TO DO: Find the word "Fragments" in the records below. List each line containing it.

DATA SUPPLIED:
** START **

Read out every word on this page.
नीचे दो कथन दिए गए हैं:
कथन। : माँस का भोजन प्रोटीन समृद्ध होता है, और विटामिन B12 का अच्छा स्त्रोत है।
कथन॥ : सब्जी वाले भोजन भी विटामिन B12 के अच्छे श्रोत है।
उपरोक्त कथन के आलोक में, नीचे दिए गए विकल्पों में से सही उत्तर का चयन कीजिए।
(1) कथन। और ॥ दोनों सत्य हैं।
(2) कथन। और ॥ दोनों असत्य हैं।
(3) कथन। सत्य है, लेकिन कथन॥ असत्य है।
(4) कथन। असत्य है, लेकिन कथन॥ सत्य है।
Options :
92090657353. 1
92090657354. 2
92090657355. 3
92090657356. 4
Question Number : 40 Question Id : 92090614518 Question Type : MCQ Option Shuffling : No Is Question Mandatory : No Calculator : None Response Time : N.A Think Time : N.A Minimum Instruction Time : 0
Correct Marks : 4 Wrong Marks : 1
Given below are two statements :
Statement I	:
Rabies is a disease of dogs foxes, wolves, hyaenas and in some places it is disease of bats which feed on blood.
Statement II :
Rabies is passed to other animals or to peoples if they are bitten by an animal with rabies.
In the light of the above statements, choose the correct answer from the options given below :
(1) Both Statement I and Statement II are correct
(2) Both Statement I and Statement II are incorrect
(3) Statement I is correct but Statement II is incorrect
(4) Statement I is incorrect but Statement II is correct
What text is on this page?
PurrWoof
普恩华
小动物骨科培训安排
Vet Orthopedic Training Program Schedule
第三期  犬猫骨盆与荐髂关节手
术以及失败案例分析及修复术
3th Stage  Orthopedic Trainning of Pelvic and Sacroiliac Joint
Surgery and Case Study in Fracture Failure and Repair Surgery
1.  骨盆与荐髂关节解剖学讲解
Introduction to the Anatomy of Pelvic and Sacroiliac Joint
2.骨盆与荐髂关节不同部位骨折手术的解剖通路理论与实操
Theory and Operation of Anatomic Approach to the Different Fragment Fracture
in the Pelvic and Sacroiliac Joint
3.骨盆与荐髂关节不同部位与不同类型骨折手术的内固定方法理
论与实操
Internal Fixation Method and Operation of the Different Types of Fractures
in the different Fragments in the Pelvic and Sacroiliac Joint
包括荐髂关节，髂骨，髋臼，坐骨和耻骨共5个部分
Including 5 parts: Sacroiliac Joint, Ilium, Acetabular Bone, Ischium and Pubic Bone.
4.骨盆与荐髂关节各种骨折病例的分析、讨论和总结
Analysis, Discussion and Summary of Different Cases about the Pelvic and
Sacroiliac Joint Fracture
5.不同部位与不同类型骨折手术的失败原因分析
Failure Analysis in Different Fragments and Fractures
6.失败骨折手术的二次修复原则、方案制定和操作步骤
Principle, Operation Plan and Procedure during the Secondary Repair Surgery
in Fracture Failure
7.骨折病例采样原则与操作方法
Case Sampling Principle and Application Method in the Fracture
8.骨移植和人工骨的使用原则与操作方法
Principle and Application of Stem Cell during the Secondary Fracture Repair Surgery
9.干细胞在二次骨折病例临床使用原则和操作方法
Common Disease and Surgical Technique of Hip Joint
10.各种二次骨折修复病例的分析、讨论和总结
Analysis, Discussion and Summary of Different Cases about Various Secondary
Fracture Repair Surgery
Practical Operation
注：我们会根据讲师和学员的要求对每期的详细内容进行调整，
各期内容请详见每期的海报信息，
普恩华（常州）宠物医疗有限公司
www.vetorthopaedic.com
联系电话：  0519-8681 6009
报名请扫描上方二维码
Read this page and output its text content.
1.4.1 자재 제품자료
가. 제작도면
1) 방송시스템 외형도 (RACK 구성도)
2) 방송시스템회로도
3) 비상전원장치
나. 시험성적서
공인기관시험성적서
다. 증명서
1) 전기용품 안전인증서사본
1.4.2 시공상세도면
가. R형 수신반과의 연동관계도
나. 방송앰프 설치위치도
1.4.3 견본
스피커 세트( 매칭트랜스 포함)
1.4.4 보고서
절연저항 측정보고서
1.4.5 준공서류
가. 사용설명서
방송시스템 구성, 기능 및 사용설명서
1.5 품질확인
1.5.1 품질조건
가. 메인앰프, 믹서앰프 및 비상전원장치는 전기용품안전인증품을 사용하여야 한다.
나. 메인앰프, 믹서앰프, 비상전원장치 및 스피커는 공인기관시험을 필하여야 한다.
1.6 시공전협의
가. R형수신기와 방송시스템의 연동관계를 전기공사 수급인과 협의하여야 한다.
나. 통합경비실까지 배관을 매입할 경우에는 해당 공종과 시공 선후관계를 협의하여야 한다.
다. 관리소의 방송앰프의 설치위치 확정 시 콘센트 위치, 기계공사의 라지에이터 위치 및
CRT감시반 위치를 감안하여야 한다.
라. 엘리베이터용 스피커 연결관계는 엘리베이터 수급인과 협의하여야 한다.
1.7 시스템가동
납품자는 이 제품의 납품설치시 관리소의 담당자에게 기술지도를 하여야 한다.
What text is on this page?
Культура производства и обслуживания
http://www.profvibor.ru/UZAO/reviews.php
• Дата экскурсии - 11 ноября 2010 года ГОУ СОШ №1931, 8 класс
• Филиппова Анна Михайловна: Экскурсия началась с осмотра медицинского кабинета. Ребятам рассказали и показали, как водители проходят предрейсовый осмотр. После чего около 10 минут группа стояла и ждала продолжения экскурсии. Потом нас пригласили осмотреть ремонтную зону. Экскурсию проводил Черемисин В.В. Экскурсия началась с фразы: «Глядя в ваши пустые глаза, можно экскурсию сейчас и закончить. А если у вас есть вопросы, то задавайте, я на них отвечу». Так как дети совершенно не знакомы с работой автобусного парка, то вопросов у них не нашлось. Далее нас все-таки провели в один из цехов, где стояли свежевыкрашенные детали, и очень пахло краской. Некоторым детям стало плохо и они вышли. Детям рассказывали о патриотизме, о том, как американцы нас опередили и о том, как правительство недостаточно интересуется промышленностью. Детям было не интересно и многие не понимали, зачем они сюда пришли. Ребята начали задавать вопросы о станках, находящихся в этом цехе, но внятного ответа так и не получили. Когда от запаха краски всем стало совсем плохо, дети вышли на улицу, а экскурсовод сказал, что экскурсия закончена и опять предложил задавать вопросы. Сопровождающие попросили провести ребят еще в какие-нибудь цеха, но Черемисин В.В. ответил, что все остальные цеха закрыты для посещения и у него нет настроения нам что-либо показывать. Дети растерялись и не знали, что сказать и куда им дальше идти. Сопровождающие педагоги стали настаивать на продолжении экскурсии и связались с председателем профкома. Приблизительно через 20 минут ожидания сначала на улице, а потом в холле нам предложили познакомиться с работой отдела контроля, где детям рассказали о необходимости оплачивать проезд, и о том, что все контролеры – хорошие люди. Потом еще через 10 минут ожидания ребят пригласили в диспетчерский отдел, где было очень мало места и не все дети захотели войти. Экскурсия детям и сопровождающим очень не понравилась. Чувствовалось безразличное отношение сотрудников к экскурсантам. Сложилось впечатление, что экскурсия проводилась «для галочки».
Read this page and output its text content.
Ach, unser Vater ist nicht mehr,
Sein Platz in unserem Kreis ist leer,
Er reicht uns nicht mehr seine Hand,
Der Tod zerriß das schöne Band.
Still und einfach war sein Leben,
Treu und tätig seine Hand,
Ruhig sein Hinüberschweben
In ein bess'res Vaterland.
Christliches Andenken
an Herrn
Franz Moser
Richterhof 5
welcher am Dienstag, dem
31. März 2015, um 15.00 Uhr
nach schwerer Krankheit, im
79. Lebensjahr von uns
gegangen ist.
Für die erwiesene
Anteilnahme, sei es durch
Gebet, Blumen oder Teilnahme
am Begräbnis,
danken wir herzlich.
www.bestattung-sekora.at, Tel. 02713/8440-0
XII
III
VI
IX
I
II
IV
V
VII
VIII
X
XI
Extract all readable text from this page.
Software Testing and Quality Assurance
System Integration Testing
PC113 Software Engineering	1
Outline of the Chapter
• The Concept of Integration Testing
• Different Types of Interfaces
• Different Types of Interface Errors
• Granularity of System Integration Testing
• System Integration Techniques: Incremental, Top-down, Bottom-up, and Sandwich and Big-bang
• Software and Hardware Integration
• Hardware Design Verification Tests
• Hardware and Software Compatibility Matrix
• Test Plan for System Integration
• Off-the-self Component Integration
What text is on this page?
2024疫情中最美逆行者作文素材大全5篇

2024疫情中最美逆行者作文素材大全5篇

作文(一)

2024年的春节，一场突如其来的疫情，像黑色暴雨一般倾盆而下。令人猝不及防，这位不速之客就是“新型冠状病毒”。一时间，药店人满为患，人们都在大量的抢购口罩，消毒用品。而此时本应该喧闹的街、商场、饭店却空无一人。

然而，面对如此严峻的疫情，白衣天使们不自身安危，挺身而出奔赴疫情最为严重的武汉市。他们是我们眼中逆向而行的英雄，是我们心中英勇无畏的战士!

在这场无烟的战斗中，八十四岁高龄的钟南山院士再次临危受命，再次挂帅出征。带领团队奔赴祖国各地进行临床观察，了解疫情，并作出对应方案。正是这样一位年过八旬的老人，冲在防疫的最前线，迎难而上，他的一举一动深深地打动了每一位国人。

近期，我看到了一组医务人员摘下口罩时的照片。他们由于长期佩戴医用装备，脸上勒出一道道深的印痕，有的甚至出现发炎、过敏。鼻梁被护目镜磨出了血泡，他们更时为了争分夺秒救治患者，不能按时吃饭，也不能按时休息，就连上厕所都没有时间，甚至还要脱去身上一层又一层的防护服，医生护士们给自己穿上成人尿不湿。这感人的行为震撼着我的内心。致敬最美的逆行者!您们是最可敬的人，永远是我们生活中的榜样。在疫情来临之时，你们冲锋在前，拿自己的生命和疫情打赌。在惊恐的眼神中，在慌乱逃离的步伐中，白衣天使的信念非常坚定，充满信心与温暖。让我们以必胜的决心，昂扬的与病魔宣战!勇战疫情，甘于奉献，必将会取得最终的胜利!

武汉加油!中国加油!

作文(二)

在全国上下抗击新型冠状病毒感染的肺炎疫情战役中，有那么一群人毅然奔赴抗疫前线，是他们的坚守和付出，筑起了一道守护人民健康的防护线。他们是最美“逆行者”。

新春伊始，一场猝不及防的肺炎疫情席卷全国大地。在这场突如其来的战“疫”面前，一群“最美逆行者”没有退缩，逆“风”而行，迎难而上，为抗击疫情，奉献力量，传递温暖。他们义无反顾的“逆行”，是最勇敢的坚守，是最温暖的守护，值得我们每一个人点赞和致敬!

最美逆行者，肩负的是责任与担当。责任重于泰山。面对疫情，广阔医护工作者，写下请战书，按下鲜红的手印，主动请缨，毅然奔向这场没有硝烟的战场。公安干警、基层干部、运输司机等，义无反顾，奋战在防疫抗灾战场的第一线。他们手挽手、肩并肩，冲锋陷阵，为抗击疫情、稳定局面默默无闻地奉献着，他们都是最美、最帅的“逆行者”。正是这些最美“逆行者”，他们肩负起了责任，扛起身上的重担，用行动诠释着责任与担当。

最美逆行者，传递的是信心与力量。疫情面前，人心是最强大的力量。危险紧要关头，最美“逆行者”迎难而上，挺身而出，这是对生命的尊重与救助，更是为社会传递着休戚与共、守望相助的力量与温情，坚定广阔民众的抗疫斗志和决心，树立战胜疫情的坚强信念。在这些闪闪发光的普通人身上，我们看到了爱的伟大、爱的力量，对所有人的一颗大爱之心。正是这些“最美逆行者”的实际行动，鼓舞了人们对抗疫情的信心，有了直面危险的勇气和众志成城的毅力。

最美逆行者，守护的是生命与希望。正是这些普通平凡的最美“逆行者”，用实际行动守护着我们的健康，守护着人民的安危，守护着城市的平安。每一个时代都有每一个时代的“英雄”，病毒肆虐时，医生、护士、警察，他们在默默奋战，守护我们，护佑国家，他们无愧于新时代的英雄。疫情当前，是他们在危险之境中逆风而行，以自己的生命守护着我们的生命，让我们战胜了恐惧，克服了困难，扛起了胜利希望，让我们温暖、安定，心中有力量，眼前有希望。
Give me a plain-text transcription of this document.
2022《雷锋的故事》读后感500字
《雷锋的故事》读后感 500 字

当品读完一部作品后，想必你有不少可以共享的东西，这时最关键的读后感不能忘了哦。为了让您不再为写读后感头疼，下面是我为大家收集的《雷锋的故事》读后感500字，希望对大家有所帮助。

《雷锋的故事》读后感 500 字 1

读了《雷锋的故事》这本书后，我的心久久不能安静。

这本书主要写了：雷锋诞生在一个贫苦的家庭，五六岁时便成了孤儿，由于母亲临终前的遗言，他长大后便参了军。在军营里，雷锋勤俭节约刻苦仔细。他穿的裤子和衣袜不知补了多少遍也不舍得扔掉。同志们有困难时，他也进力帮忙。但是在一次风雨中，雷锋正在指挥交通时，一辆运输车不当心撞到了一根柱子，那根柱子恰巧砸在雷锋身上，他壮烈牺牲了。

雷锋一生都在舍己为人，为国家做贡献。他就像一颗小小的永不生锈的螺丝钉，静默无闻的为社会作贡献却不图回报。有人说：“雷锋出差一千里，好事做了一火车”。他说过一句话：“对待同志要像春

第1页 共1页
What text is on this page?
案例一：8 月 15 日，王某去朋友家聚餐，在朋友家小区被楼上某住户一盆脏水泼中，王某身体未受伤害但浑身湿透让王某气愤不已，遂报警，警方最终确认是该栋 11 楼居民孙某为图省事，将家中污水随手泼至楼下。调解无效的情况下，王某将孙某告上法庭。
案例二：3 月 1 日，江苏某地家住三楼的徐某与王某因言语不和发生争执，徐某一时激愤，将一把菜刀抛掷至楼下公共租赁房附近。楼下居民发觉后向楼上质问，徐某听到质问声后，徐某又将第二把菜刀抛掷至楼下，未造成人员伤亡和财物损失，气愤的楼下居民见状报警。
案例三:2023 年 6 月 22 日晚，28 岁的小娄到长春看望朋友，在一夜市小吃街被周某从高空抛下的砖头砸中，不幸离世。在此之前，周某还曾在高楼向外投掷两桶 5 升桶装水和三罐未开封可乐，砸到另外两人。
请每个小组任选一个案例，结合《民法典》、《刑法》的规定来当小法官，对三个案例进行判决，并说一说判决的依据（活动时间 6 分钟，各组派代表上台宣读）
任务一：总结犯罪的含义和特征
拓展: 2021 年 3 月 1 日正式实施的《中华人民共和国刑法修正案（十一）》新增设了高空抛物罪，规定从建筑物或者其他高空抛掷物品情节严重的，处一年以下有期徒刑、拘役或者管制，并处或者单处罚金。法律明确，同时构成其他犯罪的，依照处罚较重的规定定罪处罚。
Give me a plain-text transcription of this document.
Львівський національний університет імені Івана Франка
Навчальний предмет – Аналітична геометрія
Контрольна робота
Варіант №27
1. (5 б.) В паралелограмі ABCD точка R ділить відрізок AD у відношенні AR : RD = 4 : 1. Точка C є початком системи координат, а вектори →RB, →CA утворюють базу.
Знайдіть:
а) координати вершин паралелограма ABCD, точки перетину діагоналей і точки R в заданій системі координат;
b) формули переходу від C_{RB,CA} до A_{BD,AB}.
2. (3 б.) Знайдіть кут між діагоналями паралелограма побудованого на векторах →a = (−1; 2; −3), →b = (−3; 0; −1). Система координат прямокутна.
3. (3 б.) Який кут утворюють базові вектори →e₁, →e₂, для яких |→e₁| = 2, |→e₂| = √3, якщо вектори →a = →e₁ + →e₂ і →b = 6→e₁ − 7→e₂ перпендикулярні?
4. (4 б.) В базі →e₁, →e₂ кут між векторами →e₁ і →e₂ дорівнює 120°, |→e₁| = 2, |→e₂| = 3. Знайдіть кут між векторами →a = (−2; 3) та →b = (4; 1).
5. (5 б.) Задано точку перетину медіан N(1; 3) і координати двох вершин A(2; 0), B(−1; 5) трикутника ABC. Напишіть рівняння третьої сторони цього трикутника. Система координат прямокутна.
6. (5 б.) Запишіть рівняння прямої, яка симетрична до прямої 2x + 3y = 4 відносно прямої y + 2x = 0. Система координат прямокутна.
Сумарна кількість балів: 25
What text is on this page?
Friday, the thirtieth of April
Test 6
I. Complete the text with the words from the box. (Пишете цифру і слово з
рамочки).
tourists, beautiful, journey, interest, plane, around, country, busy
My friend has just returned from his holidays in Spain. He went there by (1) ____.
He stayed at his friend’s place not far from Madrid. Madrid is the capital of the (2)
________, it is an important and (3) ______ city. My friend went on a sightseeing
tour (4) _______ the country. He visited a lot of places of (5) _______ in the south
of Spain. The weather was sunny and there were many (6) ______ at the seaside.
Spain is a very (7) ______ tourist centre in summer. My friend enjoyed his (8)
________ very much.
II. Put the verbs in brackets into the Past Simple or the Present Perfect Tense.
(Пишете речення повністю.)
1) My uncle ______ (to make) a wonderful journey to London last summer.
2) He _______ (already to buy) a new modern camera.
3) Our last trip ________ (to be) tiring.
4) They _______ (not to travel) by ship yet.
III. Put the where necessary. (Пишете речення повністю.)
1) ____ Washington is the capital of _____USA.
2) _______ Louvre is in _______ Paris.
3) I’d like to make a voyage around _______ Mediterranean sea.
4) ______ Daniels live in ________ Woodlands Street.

** END **

SOLUTION FOR THIS EXERCISE:
in the different Fragments in the Pelvic and Sacroiliac Joint
Failure Analysis in Different Fragments and Fractures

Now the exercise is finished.